◆ SET EXERCISE 1: According to the plan rules below, which law governs the Plan?

◆ PASSAGE:
--- Start ---

If a resolution is passed for the voluntary winding-up of the Company, then all restrictions placed on the Matching Shares pursuant to this Plan shall be removed.

 

6. ADMINISTRATION

 

  6.1. Maintenance of Unissued Share Capital

 

The Company shall at all times either keep available sufficient unissued Shares to satisfy the issuance of Matching Shares under the Plan (taking account of any other obligations of the Company to allot unissued or treasury Shares) or shall ensure that sufficient issued Shares will be available to satisfy the terms of this Plan. Notwithstanding anything in the Plan to the contrary, to the extent that any terms of the Plan permit or require an Eligible Employee to purchase Shares, an Eligible Employee shall (i) purchase such Shares directly from the Company at the then Fair Market Value; or (ii) purchase such Shares on the open market. Shares purchased from the Company shall be subject to the limit regarding the total number of Shares which may be issued under the Plan or purchased from the Company as specified in Rule 4.1.

 

  6.2. The Committee’s Power to Administer Plan

 

The Committee may make such regulations for the administration of the Plan as it deems fit, provided that no regulation shall be valid to the extent it is inconsistent with the Rules.

 

  6.3. The Committee’s Decision is Final and Conclusive

 

The decision of the Committee in any dispute relating to an issuance pursuant to this Plan, or any other matter in respect of the Plan, shall be final and conclusive.

 

  6.4. Costs of Administering Plan

 

The costs of introducing and administering the Plan shall be borne by the Company.

 

7. ALTERATIONS

 

  7.1. Power to alter Rules

 

Subject to Section 7.2, the Committee may in its discretion alter the Rules, provided that no such alteration shall be made without stockholder approval to the extent such approval is required by law.

 

  7.2. Alterations which affect subsisting rights of former or current Eligible Employees

 

The Committee may not alter the Rules such that such alteration would abrogate or adversely affect the subsisting rights of former or current Eligible Employees.

 

8. GENERAL

 

  8.1. Effective Date

 

The Plan shall become effective as of the date it is approved by the Board of Directors.

 

  8.2. Termination of the Plan

 

The Plan shall terminate on the tenth anniversary of the date on which it is approved by the Committee or at any earlier time by the passing of a resolution by the Committee. Termination of the Plan shall be without prejudice to the subsisting rights of former or current Eligible Employees.

 

  8.3. Governing Law

 

This Plan shall be governed by and construed in accordance with English Law.

--- End ---

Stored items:
--- Start ---

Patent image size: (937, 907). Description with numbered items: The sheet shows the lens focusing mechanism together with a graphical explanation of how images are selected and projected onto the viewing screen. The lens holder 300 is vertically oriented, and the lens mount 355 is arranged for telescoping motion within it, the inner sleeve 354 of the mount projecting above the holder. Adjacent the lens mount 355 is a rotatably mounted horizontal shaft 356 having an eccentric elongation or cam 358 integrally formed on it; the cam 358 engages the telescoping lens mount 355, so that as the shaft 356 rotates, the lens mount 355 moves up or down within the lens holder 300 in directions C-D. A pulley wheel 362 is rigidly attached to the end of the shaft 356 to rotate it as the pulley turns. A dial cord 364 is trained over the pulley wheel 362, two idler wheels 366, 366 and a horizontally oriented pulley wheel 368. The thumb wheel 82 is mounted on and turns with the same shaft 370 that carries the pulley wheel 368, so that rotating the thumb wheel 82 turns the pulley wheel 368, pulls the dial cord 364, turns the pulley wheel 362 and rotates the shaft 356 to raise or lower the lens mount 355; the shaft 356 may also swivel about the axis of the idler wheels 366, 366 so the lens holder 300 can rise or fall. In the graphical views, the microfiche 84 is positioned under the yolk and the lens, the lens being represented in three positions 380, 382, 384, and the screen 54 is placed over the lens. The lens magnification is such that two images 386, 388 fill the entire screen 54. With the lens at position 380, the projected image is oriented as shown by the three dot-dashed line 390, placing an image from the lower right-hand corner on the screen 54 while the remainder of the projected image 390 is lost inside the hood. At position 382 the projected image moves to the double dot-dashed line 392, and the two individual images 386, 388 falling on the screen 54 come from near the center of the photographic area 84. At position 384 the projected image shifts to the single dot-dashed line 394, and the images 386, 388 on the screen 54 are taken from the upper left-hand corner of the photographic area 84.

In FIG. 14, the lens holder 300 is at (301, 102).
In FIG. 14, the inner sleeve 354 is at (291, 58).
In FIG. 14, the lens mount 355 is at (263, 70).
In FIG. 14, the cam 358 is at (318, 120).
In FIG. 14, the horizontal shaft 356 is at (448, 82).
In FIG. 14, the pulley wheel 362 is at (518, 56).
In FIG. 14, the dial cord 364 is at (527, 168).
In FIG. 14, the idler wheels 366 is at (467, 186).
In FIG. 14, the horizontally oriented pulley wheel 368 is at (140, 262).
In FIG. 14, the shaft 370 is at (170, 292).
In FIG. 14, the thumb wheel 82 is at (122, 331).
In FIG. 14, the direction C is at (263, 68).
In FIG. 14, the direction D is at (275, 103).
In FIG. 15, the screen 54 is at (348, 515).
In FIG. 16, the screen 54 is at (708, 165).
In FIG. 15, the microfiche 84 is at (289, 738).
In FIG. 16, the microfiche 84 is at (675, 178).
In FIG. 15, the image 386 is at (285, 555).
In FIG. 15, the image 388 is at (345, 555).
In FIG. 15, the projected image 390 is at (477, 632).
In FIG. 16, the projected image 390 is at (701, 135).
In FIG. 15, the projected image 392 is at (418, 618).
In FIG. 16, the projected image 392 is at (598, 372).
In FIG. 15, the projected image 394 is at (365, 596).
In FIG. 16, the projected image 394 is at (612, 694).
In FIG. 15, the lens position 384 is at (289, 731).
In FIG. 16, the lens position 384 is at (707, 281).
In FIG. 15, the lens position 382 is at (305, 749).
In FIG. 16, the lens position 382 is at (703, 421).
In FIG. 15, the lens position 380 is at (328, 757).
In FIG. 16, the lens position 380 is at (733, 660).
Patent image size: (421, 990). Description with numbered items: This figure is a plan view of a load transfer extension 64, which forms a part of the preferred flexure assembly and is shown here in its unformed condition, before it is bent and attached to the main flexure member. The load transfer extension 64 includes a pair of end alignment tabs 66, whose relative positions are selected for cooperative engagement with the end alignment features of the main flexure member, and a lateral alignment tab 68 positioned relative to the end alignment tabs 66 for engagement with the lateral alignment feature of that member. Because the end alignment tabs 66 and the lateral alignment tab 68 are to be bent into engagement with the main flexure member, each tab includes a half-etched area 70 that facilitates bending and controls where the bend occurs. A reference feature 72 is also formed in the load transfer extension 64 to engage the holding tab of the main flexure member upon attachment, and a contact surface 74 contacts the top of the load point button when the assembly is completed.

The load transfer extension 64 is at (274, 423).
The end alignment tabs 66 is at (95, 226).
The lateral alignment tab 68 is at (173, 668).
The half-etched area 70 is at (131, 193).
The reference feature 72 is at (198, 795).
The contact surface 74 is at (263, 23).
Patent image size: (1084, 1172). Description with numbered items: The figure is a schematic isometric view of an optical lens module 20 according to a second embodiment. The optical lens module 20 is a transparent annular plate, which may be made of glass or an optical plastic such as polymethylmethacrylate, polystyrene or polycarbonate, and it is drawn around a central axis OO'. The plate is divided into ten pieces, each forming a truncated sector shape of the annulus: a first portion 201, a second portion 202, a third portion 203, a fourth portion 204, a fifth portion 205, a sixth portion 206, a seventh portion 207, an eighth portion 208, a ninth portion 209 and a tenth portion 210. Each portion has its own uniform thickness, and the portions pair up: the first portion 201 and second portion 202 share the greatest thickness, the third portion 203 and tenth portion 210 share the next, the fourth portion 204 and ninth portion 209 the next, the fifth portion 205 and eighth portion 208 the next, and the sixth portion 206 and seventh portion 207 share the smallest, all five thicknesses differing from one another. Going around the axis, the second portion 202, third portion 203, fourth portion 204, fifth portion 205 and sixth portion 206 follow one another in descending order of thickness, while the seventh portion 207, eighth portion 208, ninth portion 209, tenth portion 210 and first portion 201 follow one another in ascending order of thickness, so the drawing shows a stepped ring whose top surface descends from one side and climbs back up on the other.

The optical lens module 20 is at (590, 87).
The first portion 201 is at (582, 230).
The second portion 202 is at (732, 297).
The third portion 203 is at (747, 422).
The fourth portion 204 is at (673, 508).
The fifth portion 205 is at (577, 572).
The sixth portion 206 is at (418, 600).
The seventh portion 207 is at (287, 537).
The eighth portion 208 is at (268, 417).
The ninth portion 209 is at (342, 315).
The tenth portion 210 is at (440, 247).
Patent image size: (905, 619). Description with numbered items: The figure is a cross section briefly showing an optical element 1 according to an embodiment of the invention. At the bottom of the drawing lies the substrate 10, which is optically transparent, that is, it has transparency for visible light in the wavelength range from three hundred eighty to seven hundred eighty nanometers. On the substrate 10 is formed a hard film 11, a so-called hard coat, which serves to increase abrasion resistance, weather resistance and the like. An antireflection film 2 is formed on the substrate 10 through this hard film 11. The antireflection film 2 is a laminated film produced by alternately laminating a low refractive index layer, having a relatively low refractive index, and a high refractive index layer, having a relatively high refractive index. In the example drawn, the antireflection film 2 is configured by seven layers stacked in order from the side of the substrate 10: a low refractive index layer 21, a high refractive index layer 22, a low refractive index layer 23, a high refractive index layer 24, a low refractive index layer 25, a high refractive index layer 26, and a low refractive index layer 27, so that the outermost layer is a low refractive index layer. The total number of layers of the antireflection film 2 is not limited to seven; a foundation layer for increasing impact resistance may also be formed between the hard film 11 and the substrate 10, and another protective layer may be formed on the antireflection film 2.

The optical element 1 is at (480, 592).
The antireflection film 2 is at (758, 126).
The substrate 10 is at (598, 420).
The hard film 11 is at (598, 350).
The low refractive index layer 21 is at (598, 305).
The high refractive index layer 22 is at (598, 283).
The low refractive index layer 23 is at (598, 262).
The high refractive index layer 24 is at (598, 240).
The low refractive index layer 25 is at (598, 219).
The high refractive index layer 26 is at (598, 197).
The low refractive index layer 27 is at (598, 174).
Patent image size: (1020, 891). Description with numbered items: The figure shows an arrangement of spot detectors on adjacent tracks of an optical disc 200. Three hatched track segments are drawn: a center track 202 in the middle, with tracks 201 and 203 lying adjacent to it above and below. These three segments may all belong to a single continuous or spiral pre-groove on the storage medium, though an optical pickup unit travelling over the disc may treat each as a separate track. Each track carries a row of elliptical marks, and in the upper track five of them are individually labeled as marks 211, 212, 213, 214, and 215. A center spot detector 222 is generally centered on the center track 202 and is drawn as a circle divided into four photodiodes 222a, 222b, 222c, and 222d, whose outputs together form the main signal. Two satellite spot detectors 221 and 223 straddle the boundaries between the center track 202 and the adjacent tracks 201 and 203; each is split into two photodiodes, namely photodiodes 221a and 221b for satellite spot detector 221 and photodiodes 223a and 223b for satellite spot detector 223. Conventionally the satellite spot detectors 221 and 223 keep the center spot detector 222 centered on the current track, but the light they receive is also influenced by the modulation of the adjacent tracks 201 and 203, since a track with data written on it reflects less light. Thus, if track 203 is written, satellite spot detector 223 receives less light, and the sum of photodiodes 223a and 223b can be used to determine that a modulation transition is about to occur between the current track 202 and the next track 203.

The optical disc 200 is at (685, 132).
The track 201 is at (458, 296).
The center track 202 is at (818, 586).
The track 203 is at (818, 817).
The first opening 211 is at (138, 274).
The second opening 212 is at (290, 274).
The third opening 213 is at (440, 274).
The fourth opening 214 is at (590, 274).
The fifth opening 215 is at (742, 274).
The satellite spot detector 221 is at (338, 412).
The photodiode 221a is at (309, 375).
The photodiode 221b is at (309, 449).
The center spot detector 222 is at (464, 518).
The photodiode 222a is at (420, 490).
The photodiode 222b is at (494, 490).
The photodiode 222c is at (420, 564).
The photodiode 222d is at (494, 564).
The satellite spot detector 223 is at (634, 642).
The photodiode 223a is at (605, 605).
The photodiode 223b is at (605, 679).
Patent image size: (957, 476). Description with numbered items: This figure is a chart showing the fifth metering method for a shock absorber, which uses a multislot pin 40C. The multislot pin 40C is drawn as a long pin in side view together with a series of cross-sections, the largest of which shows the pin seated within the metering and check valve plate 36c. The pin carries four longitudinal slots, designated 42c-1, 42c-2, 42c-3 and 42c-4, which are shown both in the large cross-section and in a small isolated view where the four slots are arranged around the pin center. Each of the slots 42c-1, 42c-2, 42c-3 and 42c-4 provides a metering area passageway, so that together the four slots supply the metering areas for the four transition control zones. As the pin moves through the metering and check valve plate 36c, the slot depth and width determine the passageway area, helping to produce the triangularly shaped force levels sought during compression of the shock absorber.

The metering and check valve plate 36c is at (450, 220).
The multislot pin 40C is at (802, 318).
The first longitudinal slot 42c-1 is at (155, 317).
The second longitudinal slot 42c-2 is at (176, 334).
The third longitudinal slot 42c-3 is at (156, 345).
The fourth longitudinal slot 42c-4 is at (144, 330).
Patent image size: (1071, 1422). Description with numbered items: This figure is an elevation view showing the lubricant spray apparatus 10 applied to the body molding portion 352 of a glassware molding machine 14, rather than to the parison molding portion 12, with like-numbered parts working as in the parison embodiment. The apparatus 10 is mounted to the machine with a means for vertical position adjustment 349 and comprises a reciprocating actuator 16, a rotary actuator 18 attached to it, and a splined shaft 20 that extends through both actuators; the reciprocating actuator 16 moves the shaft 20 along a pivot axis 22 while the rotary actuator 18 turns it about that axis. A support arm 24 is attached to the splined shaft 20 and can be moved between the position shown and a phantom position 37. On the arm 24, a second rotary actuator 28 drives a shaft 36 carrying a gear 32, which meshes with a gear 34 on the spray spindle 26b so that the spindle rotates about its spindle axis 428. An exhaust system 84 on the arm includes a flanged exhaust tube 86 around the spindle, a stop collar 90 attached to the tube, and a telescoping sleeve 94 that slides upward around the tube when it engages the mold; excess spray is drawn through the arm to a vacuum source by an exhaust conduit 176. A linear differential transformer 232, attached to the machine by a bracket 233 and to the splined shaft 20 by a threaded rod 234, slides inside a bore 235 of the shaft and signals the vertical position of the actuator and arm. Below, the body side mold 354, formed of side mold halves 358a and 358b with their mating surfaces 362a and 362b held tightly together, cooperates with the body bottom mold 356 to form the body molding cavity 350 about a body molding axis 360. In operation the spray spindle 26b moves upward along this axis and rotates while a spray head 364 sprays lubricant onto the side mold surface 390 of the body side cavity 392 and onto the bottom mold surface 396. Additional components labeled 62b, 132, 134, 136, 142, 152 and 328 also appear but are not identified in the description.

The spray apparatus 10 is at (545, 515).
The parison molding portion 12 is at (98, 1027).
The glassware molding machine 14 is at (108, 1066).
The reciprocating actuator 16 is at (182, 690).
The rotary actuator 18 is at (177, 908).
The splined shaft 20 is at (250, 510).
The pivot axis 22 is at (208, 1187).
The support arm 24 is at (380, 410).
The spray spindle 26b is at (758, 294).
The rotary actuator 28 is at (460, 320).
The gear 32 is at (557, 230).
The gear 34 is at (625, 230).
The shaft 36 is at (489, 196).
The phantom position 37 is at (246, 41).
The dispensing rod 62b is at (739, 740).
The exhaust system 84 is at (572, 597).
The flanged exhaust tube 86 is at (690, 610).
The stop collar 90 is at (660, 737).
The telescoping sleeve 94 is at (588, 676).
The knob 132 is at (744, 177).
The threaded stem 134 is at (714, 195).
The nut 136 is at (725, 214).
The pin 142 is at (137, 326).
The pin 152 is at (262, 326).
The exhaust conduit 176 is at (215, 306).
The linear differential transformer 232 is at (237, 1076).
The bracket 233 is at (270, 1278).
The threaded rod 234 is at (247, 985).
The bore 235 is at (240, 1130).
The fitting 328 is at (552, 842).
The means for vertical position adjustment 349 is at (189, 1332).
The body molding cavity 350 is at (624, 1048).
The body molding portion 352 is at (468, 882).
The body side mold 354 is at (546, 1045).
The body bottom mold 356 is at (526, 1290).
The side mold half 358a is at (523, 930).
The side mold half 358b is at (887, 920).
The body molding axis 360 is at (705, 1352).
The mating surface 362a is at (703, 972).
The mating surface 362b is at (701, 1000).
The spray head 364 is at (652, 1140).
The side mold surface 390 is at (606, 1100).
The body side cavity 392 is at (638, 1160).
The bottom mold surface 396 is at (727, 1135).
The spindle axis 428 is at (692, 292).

--- End ---

◆ SET EXERCISE 2: Reproduce verbatim everything in the entries above from the line containing "Patent image size: (957, 476)." down to the line containing "The multislot pin 40C is at (802, 318).", with both of those lines included.

◆ TASK OUTPUT 1: English Law.

◆ TASK OUTPUT 2:
Patent image size: (957, 476). Description with numbered items: This figure is a chart showing the fifth metering method for a shock absorber, which uses a multislot pin 40C. The multislot pin 40C is drawn as a long pin in side view together with a series of cross-sections, the largest of which shows the pin seated within the metering and check valve plate 36c. The pin carries four longitudinal slots, designated 42c-1, 42c-2, 42c-3 and 42c-4, which are shown both in the large cross-section and in a small isolated view where the four slots are arranged around the pin center. Each of the slots 42c-1, 42c-2, 42c-3 and 42c-4 provides a metering area passageway, so that together the four slots supply the metering areas for the four transition control zones. As the pin moves through the metering and check valve plate 36c, the slot depth and width determine the passageway area, helping to produce the triangularly shaped force levels sought during compression of the shock absorber.

The metering and check valve plate 36c is at (450, 220).
The multislot pin 40C is at (802, 318).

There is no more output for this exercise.